◆ **REQUIRED TASK**
For each line in the data below that holds "name", return a copy.

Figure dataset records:
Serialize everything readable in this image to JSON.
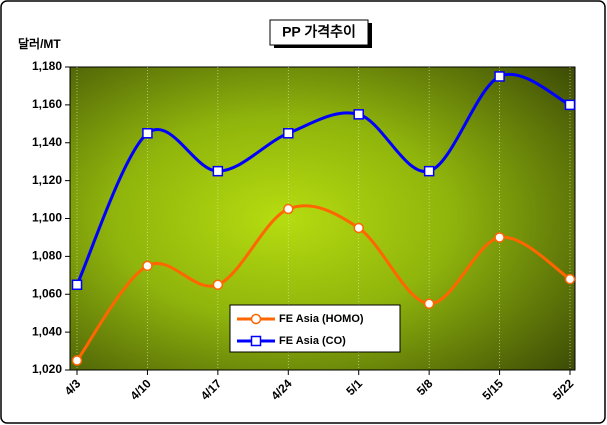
{
  "chart_data": {
    "type": "line",
    "title": "PP 가격추이",
    "y_label": "달러/MT",
    "categories": [
      "4/3",
      "4/10",
      "4/17",
      "4/24",
      "5/1",
      "5/8",
      "5/15",
      "5/22"
    ],
    "series": [
      {
        "name": "FE Asia (HOMO)",
        "color": "#ff6600",
        "marker": "circle",
        "values": [
          1025,
          1075,
          1065,
          1105,
          1095,
          1055,
          1090,
          1068
        ]
      },
      {
        "name": "FE Asia (CO)",
        "color": "#0000ff",
        "marker": "square",
        "values": [
          1065,
          1145,
          1125,
          1145,
          1155,
          1125,
          1175,
          1160
        ]
      }
    ],
    "ylim": [
      1020,
      1180
    ],
    "yticks": [
      {
        "value": 1020,
        "label": "1,020"
      },
      {
        "value": 1040,
        "label": "1,040"
      },
      {
        "value": 1060,
        "label": "1,060"
      },
      {
        "value": 1080,
        "label": "1,080"
      },
      {
        "value": 1100,
        "label": "1,100"
      },
      {
        "value": 1120,
        "label": "1,120"
      },
      {
        "value": 1140,
        "label": "1,140"
      },
      {
        "value": 1160,
        "label": "1,160"
      },
      {
        "value": 1180,
        "label": "1,180"
      }
    ],
    "smooth": true
  }
}
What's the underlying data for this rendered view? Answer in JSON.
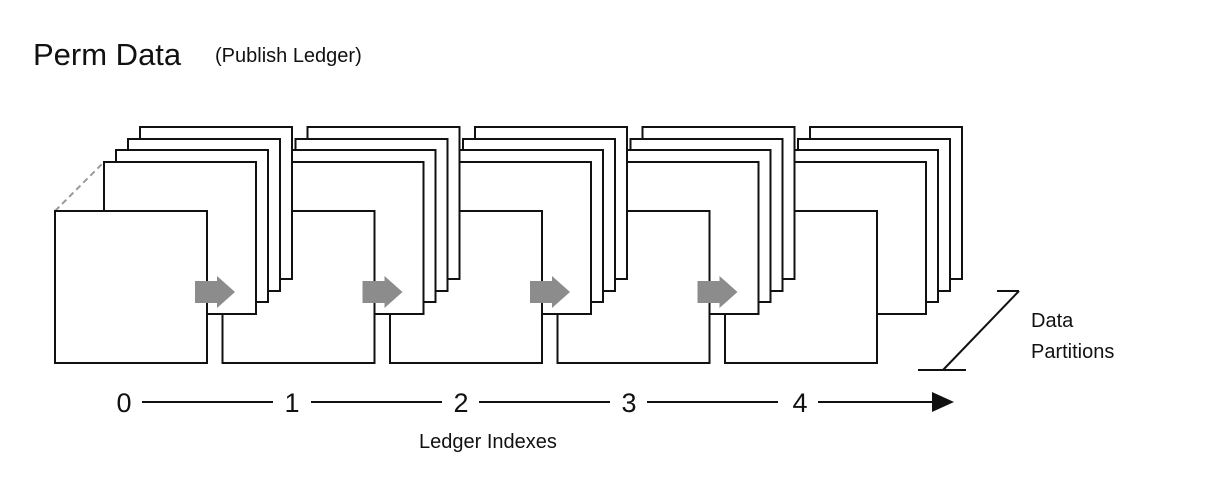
{
  "title": "Perm Data",
  "subtitle": "(Publish Ledger)",
  "axis": {
    "label": "Ledger Indexes",
    "ticks": [
      "0",
      "1",
      "2",
      "3",
      "4"
    ]
  },
  "partitions": {
    "label_line1": "Data",
    "label_line2": "Partitions"
  },
  "colors": {
    "stroke": "#111111",
    "arrow": "#8c8c8c",
    "dashed": "#9a9a9a"
  }
}
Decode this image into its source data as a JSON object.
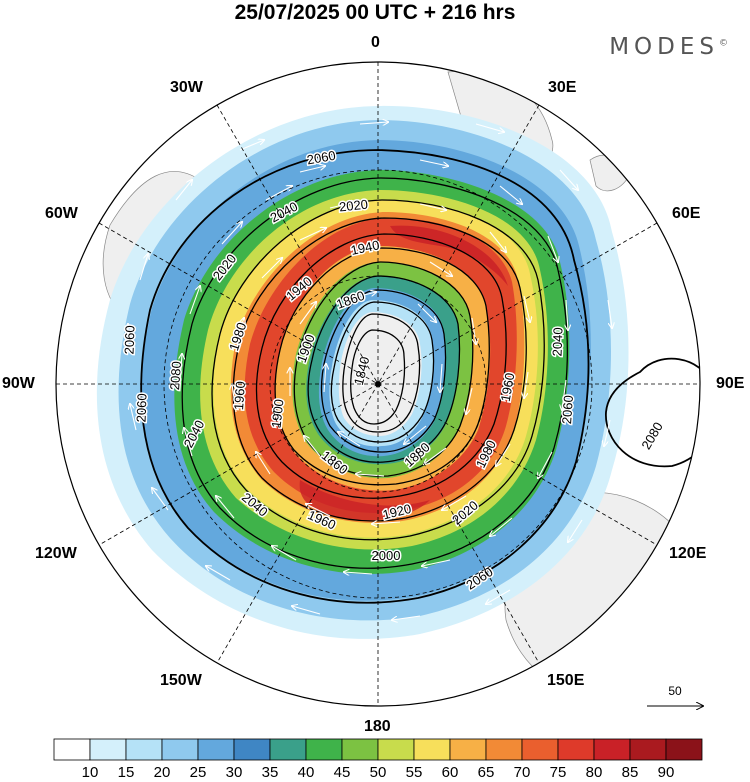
{
  "title": "25/07/2025  00 UTC  + 216 hrs",
  "brand": "MODES",
  "brand_mark": "©",
  "longitude_labels": {
    "n": "0",
    "e30": "30E",
    "e60": "60E",
    "e90": "90E",
    "e120": "120E",
    "e150": "150E",
    "s": "180",
    "w150": "150W",
    "w120": "120W",
    "w90": "90W",
    "w60": "60W",
    "w30": "30W"
  },
  "contour_labels": [
    "1840",
    "1860",
    "1880",
    "1900",
    "1920",
    "1940",
    "1960",
    "1980",
    "2000",
    "2020",
    "2040",
    "2060",
    "2080"
  ],
  "vector_reference": "50",
  "colorbar": {
    "ticks": [
      "10",
      "15",
      "20",
      "25",
      "30",
      "35",
      "40",
      "45",
      "50",
      "55",
      "60",
      "65",
      "70",
      "75",
      "80",
      "85",
      "90"
    ],
    "colors": [
      "#ffffff",
      "#d4f0fb",
      "#b5e2f7",
      "#8fc9ee",
      "#63a8dd",
      "#3f86c4",
      "#3aa08a",
      "#3fb34a",
      "#7cc242",
      "#c8dc4c",
      "#f7df5b",
      "#f7b046",
      "#f28a36",
      "#ea5f2e",
      "#de3a2a",
      "#c92127",
      "#aa1a1f",
      "#8b1219"
    ]
  },
  "colors": {
    "land": "#efefef",
    "coast": "#888888",
    "grid": "#000000"
  }
}
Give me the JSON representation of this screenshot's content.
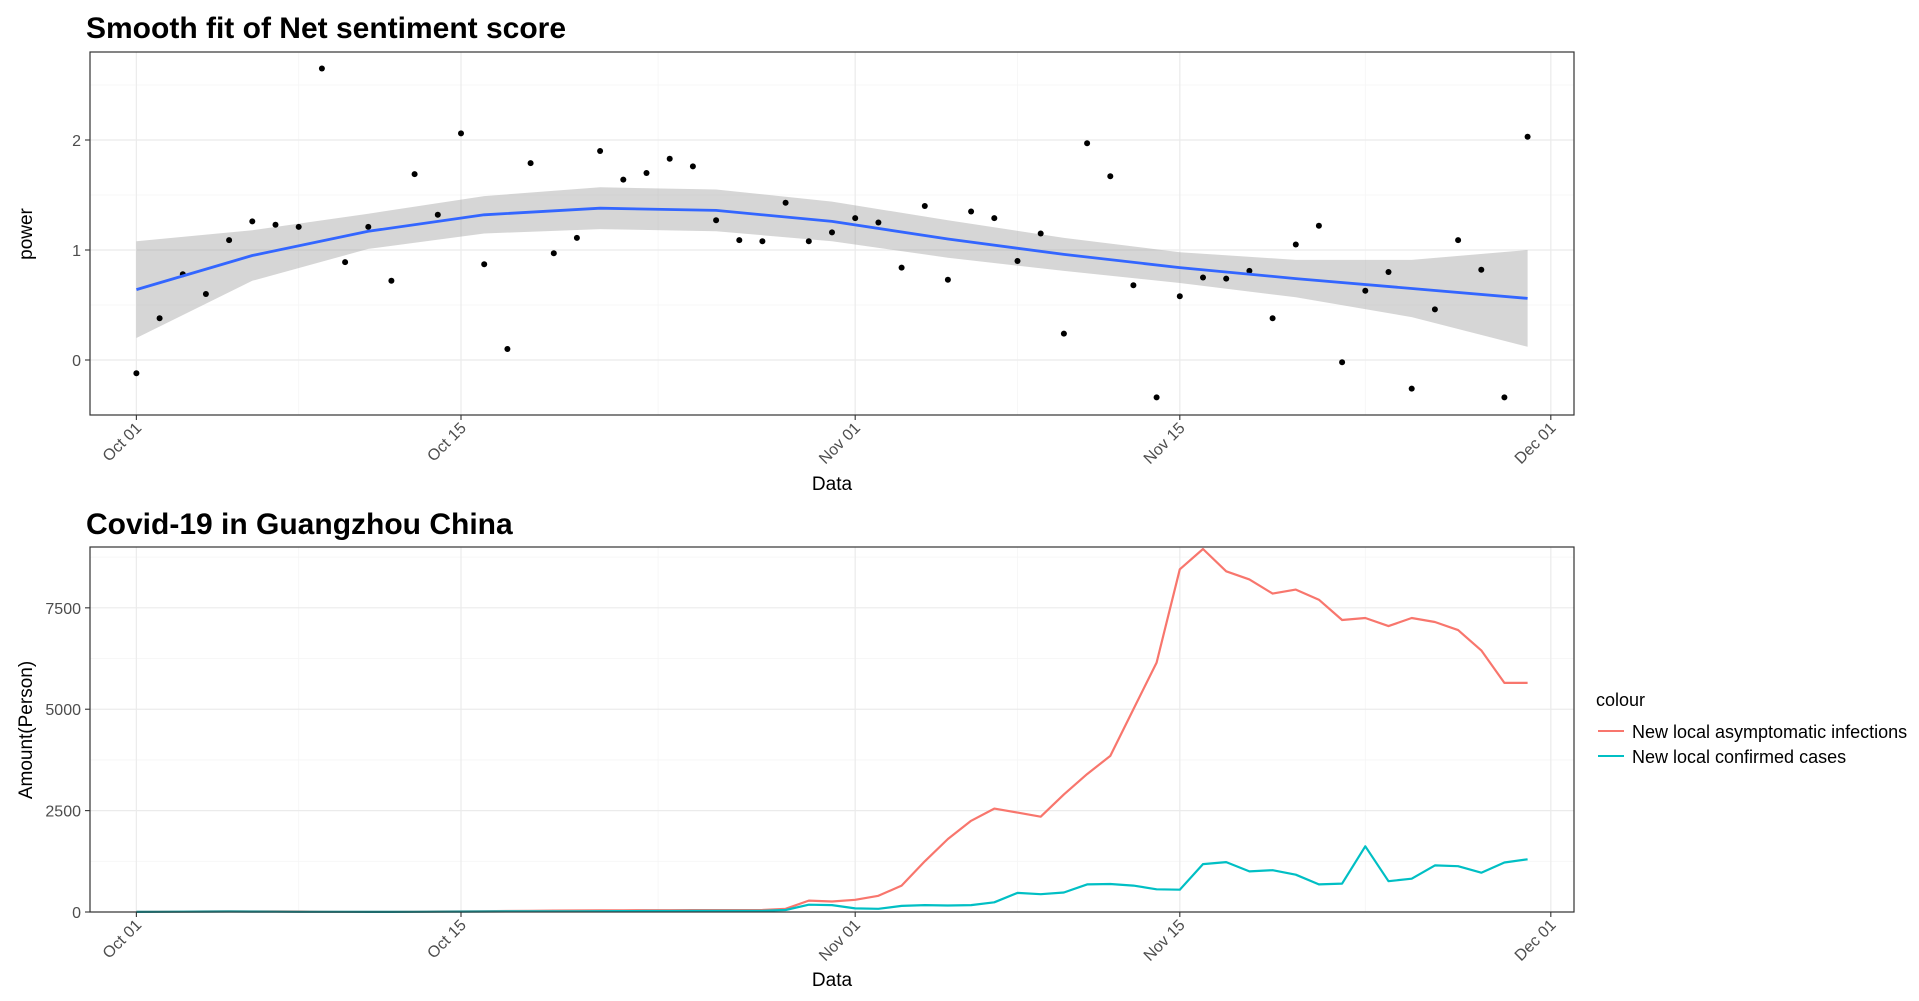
{
  "chart_data": [
    {
      "type": "scatter",
      "title": "Smooth fit of Net sentiment score",
      "xlabel": "Data",
      "ylabel": "power",
      "x_ticks": [
        "Oct 01",
        "Oct 15",
        "Nov 01",
        "Nov 15",
        "Dec 01"
      ],
      "y_ticks": [
        "0",
        "1",
        "2"
      ],
      "xlim": [
        "2022-09-29",
        "2022-12-02"
      ],
      "ylim": [
        -0.5,
        2.8
      ],
      "grid": true,
      "point_color": "#000000",
      "smooth_color": "#3366ff",
      "ribbon_color": "#999999",
      "points": [
        {
          "x": "2022-10-01",
          "y": -0.12
        },
        {
          "x": "2022-10-02",
          "y": 0.38
        },
        {
          "x": "2022-10-03",
          "y": 0.78
        },
        {
          "x": "2022-10-04",
          "y": 0.6
        },
        {
          "x": "2022-10-05",
          "y": 1.09
        },
        {
          "x": "2022-10-06",
          "y": 1.26
        },
        {
          "x": "2022-10-07",
          "y": 1.23
        },
        {
          "x": "2022-10-08",
          "y": 1.21
        },
        {
          "x": "2022-10-09",
          "y": 2.65
        },
        {
          "x": "2022-10-10",
          "y": 0.89
        },
        {
          "x": "2022-10-11",
          "y": 1.21
        },
        {
          "x": "2022-10-12",
          "y": 0.72
        },
        {
          "x": "2022-10-13",
          "y": 1.69
        },
        {
          "x": "2022-10-14",
          "y": 1.32
        },
        {
          "x": "2022-10-15",
          "y": 2.06
        },
        {
          "x": "2022-10-16",
          "y": 0.87
        },
        {
          "x": "2022-10-17",
          "y": 0.1
        },
        {
          "x": "2022-10-18",
          "y": 1.79
        },
        {
          "x": "2022-10-19",
          "y": 0.97
        },
        {
          "x": "2022-10-20",
          "y": 1.11
        },
        {
          "x": "2022-10-21",
          "y": 1.9
        },
        {
          "x": "2022-10-22",
          "y": 1.64
        },
        {
          "x": "2022-10-23",
          "y": 1.7
        },
        {
          "x": "2022-10-24",
          "y": 1.83
        },
        {
          "x": "2022-10-25",
          "y": 1.76
        },
        {
          "x": "2022-10-26",
          "y": 1.27
        },
        {
          "x": "2022-10-27",
          "y": 1.09
        },
        {
          "x": "2022-10-28",
          "y": 1.08
        },
        {
          "x": "2022-10-29",
          "y": 1.43
        },
        {
          "x": "2022-10-30",
          "y": 1.08
        },
        {
          "x": "2022-10-31",
          "y": 1.16
        },
        {
          "x": "2022-11-01",
          "y": 1.29
        },
        {
          "x": "2022-11-02",
          "y": 1.25
        },
        {
          "x": "2022-11-03",
          "y": 0.84
        },
        {
          "x": "2022-11-04",
          "y": 1.4
        },
        {
          "x": "2022-11-05",
          "y": 0.73
        },
        {
          "x": "2022-11-06",
          "y": 1.35
        },
        {
          "x": "2022-11-07",
          "y": 1.29
        },
        {
          "x": "2022-11-08",
          "y": 0.9
        },
        {
          "x": "2022-11-09",
          "y": 1.15
        },
        {
          "x": "2022-11-10",
          "y": 0.24
        },
        {
          "x": "2022-11-11",
          "y": 1.97
        },
        {
          "x": "2022-11-12",
          "y": 1.67
        },
        {
          "x": "2022-11-13",
          "y": 0.68
        },
        {
          "x": "2022-11-14",
          "y": -0.34
        },
        {
          "x": "2022-11-15",
          "y": 0.58
        },
        {
          "x": "2022-11-16",
          "y": 0.75
        },
        {
          "x": "2022-11-17",
          "y": 0.74
        },
        {
          "x": "2022-11-18",
          "y": 0.81
        },
        {
          "x": "2022-11-19",
          "y": 0.38
        },
        {
          "x": "2022-11-20",
          "y": 1.05
        },
        {
          "x": "2022-11-21",
          "y": 1.22
        },
        {
          "x": "2022-11-22",
          "y": -0.02
        },
        {
          "x": "2022-11-23",
          "y": 0.63
        },
        {
          "x": "2022-11-24",
          "y": 0.8
        },
        {
          "x": "2022-11-25",
          "y": -0.26
        },
        {
          "x": "2022-11-26",
          "y": 0.46
        },
        {
          "x": "2022-11-27",
          "y": 1.09
        },
        {
          "x": "2022-11-28",
          "y": 0.82
        },
        {
          "x": "2022-11-29",
          "y": -0.34
        },
        {
          "x": "2022-11-30",
          "y": 2.03
        }
      ],
      "smooth": {
        "x": [
          "2022-10-01",
          "2022-10-06",
          "2022-10-11",
          "2022-10-16",
          "2022-10-21",
          "2022-10-26",
          "2022-10-31",
          "2022-11-05",
          "2022-11-10",
          "2022-11-15",
          "2022-11-20",
          "2022-11-25",
          "2022-11-30"
        ],
        "y": [
          0.64,
          0.95,
          1.17,
          1.32,
          1.38,
          1.36,
          1.26,
          1.1,
          0.96,
          0.84,
          0.74,
          0.65,
          0.56
        ],
        "ymin": [
          0.2,
          0.72,
          1.01,
          1.15,
          1.19,
          1.17,
          1.08,
          0.93,
          0.81,
          0.7,
          0.57,
          0.39,
          0.12
        ],
        "ymax": [
          1.08,
          1.18,
          1.33,
          1.49,
          1.57,
          1.55,
          1.44,
          1.27,
          1.11,
          0.98,
          0.91,
          0.91,
          1.0
        ]
      }
    },
    {
      "type": "line",
      "title": "Covid-19 in Guangzhou China",
      "xlabel": "Data",
      "ylabel": "Amount(Person)",
      "x_ticks": [
        "Oct 01",
        "Oct 15",
        "Nov 01",
        "Nov 15",
        "Dec 01"
      ],
      "y_ticks": [
        "0",
        "2500",
        "5000",
        "7500"
      ],
      "xlim": [
        "2022-09-29",
        "2022-12-02"
      ],
      "ylim": [
        0,
        9000
      ],
      "grid": true,
      "legend": {
        "title": "colour",
        "position": "right"
      },
      "x": [
        "2022-10-01",
        "2022-10-02",
        "2022-10-03",
        "2022-10-04",
        "2022-10-05",
        "2022-10-06",
        "2022-10-07",
        "2022-10-08",
        "2022-10-09",
        "2022-10-10",
        "2022-10-11",
        "2022-10-12",
        "2022-10-13",
        "2022-10-14",
        "2022-10-15",
        "2022-10-16",
        "2022-10-17",
        "2022-10-18",
        "2022-10-19",
        "2022-10-20",
        "2022-10-21",
        "2022-10-22",
        "2022-10-23",
        "2022-10-24",
        "2022-10-25",
        "2022-10-26",
        "2022-10-27",
        "2022-10-28",
        "2022-10-29",
        "2022-10-30",
        "2022-10-31",
        "2022-11-01",
        "2022-11-02",
        "2022-11-03",
        "2022-11-04",
        "2022-11-05",
        "2022-11-06",
        "2022-11-07",
        "2022-11-08",
        "2022-11-09",
        "2022-11-10",
        "2022-11-11",
        "2022-11-12",
        "2022-11-13",
        "2022-11-14",
        "2022-11-15",
        "2022-11-16",
        "2022-11-17",
        "2022-11-18",
        "2022-11-19",
        "2022-11-20",
        "2022-11-21",
        "2022-11-22",
        "2022-11-23",
        "2022-11-24",
        "2022-11-25",
        "2022-11-26",
        "2022-11-27",
        "2022-11-28",
        "2022-11-29",
        "2022-11-30"
      ],
      "series": [
        {
          "name": "New local asymptomatic infections",
          "color": "#f8766d",
          "values": [
            5,
            8,
            10,
            15,
            20,
            18,
            15,
            12,
            8,
            6,
            5,
            4,
            8,
            12,
            18,
            20,
            25,
            30,
            35,
            38,
            40,
            42,
            44,
            45,
            46,
            47,
            48,
            50,
            80,
            280,
            260,
            300,
            400,
            650,
            1250,
            1800,
            2250,
            2550,
            2450,
            2350,
            2900,
            3400,
            3850,
            5000,
            6150,
            8450,
            8950,
            8400,
            8200,
            7850,
            7950,
            7700,
            7200,
            7250,
            7050,
            7250,
            7150,
            6950,
            6450,
            5650,
            5650
          ],
          "values_note": ""
        },
        {
          "name": "New local confirmed cases",
          "color": "#00bfc4",
          "values": [
            3,
            5,
            8,
            10,
            12,
            10,
            8,
            6,
            5,
            4,
            3,
            3,
            5,
            8,
            10,
            12,
            14,
            15,
            16,
            18,
            20,
            22,
            24,
            25,
            26,
            27,
            28,
            30,
            50,
            180,
            170,
            90,
            80,
            150,
            170,
            160,
            170,
            240,
            470,
            440,
            480,
            680,
            690,
            650,
            560,
            550,
            1180,
            1230,
            1000,
            1030,
            920,
            680,
            700,
            1620,
            760,
            820,
            1150,
            1130,
            970,
            1220,
            1300
          ],
          "values_note": ""
        }
      ]
    }
  ]
}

◆ **SOLVED PROBLEM**
        "name": "FE Asia (HOMO)",
        "name": "FE Asia (CO)",
          "name": "New local asymptomatic infections",
          "name": "New local confirmed cases",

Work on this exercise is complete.